* Begin *

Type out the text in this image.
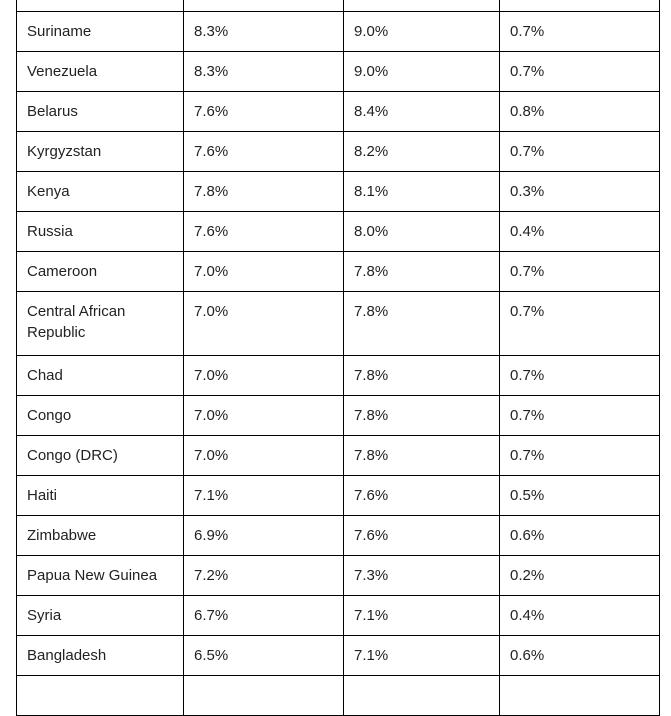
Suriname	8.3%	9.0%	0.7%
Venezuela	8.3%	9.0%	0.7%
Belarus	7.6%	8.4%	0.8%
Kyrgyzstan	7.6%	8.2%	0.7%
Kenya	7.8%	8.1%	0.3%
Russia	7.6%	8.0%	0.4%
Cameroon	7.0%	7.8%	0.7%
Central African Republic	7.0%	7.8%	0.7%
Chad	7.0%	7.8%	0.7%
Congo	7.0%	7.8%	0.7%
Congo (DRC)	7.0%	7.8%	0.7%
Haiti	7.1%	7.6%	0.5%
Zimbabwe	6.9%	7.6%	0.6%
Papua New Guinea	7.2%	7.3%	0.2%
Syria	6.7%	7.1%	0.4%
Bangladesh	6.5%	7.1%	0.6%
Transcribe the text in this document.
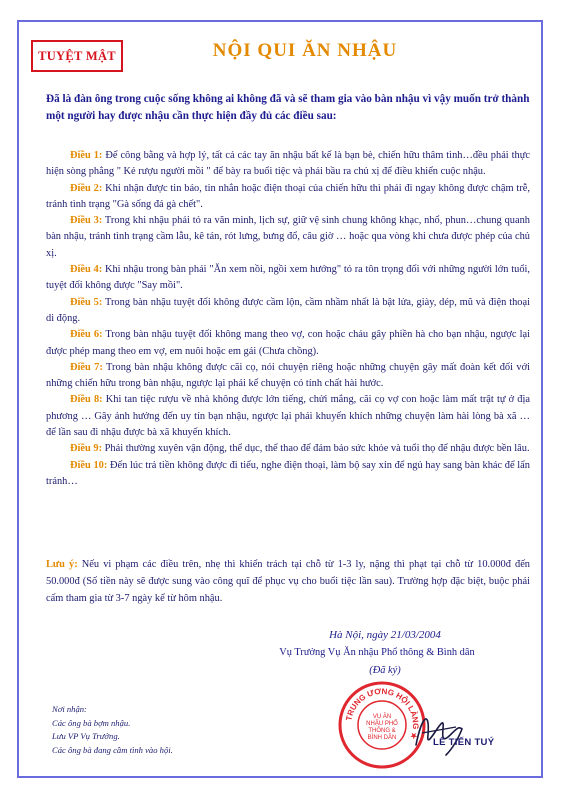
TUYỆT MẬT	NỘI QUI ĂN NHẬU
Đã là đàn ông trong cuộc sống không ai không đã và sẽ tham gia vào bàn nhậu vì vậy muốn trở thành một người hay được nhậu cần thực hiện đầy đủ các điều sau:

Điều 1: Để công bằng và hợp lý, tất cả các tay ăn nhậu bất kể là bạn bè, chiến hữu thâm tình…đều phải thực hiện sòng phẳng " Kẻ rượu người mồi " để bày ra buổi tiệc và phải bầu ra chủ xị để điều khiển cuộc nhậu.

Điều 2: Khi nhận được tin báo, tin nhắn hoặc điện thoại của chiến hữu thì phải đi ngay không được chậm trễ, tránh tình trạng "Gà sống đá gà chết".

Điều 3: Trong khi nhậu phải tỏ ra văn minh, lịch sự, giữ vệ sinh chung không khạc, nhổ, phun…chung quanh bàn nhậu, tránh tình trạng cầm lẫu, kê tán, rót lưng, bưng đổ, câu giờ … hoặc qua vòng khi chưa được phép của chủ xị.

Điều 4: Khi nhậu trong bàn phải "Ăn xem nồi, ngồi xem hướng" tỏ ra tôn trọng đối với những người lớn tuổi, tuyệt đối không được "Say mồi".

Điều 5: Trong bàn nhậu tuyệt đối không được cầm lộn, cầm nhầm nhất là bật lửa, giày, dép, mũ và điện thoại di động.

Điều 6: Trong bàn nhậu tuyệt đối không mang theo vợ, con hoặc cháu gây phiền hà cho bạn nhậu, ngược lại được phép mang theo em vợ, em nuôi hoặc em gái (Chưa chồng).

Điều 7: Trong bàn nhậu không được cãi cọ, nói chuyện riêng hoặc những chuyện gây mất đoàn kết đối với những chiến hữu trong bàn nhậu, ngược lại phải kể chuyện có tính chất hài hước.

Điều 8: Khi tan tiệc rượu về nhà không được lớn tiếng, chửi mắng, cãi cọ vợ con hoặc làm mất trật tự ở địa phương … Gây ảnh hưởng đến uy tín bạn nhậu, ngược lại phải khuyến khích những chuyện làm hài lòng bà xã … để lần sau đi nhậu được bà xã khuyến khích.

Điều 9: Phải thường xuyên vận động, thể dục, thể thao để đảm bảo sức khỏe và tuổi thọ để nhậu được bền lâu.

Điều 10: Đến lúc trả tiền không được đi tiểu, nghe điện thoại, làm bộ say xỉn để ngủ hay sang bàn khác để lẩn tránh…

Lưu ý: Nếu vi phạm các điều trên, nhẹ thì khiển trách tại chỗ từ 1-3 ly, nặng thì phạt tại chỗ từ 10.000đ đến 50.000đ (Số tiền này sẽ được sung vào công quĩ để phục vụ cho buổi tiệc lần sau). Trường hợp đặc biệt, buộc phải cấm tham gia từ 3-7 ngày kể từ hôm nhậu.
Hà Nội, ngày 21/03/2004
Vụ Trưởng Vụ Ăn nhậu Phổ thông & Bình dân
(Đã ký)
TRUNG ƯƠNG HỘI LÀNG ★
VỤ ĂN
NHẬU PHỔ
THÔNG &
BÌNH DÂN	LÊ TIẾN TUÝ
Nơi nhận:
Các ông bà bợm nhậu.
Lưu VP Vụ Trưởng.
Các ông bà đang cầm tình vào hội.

* End *

▶ **INSTRUCTION**
Quote the listing above in full, except for the pictures.

▶ **CORRECT ANSWER**
Type out the text in this image.
Suriname	8.3%	9.0%	0.7%
Venezuela	8.3%	9.0%	0.7%
Belarus	7.6%	8.4%	0.8%
Kyrgyzstan	7.6%	8.2%	0.7%
Kenya	7.8%	8.1%	0.3%
Russia	7.6%	8.0%	0.4%
Cameroon	7.0%	7.8%	0.7%
Central African Republic	7.0%	7.8%	0.7%
Chad	7.0%	7.8%	0.7%
Congo	7.0%	7.8%	0.7%
Congo (DRC)	7.0%	7.8%	0.7%
Haiti	7.1%	7.6%	0.5%
Zimbabwe	6.9%	7.6%	0.6%
Papua New Guinea	7.2%	7.3%	0.2%
Syria	6.7%	7.1%	0.4%
Bangladesh	6.5%	7.1%	0.6%
Transcribe the text in this document.
TUYỆT MẬT	NỘI QUI ĂN NHẬU
Đã là đàn ông trong cuộc sống không ai không đã và sẽ tham gia vào bàn nhậu vì vậy muốn trở thành một người hay được nhậu cần thực hiện đầy đủ các điều sau:

Điều 1: Để công bằng và hợp lý, tất cả các tay ăn nhậu bất kể là bạn bè, chiến hữu thâm tình…đều phải thực hiện sòng phẳng " Kẻ rượu người mồi " để bày ra buổi tiệc và phải bầu ra chủ xị để điều khiển cuộc nhậu.

Điều 2: Khi nhận được tin báo, tin nhắn hoặc điện thoại của chiến hữu thì phải đi ngay không được chậm trễ, tránh tình trạng "Gà sống đá gà chết".

Điều 3: Trong khi nhậu phải tỏ ra văn minh, lịch sự, giữ vệ sinh chung không khạc, nhổ, phun…chung quanh bàn nhậu, tránh tình trạng cầm lẫu, kê tán, rót lưng, bưng đổ, câu giờ … hoặc qua vòng khi chưa được phép của chủ xị.

Điều 4: Khi nhậu trong bàn phải "Ăn xem nồi, ngồi xem hướng" tỏ ra tôn trọng đối với những người lớn tuổi, tuyệt đối không được "Say mồi".

Điều 5: Trong bàn nhậu tuyệt đối không được cầm lộn, cầm nhầm nhất là bật lửa, giày, dép, mũ và điện thoại di động.

Điều 6: Trong bàn nhậu tuyệt đối không mang theo vợ, con hoặc cháu gây phiền hà cho bạn nhậu, ngược lại được phép mang theo em vợ, em nuôi hoặc em gái (Chưa chồng).

Điều 7: Trong bàn nhậu không được cãi cọ, nói chuyện riêng hoặc những chuyện gây mất đoàn kết đối với những chiến hữu trong bàn nhậu, ngược lại phải kể chuyện có tính chất hài hước.

Điều 8: Khi tan tiệc rượu về nhà không được lớn tiếng, chửi mắng, cãi cọ vợ con hoặc làm mất trật tự ở địa phương … Gây ảnh hưởng đến uy tín bạn nhậu, ngược lại phải khuyến khích những chuyện làm hài lòng bà xã … để lần sau đi nhậu được bà xã khuyến khích.

Điều 9: Phải thường xuyên vận động, thể dục, thể thao để đảm bảo sức khỏe và tuổi thọ để nhậu được bền lâu.

Điều 10: Đến lúc trả tiền không được đi tiểu, nghe điện thoại, làm bộ say xỉn để ngủ hay sang bàn khác để lẩn tránh…

Lưu ý: Nếu vi phạm các điều trên, nhẹ thì khiển trách tại chỗ từ 1-3 ly, nặng thì phạt tại chỗ từ 10.000đ đến 50.000đ (Số tiền này sẽ được sung vào công quĩ để phục vụ cho buổi tiệc lần sau). Trường hợp đặc biệt, buộc phải cấm tham gia từ 3-7 ngày kể từ hôm nhậu.
Hà Nội, ngày 21/03/2004
Vụ Trưởng Vụ Ăn nhậu Phổ thông & Bình dân
(Đã ký)
TRUNG ƯƠNG HỘI LÀNG ★
VỤ ĂN
NHẬU PHỔ
THÔNG &
BÌNH DÂN	LÊ TIẾN TUÝ
Nơi nhận:
Các ông bà bợm nhậu.
Lưu VP Vụ Trưởng.
Các ông bà đang cầm tình vào hội.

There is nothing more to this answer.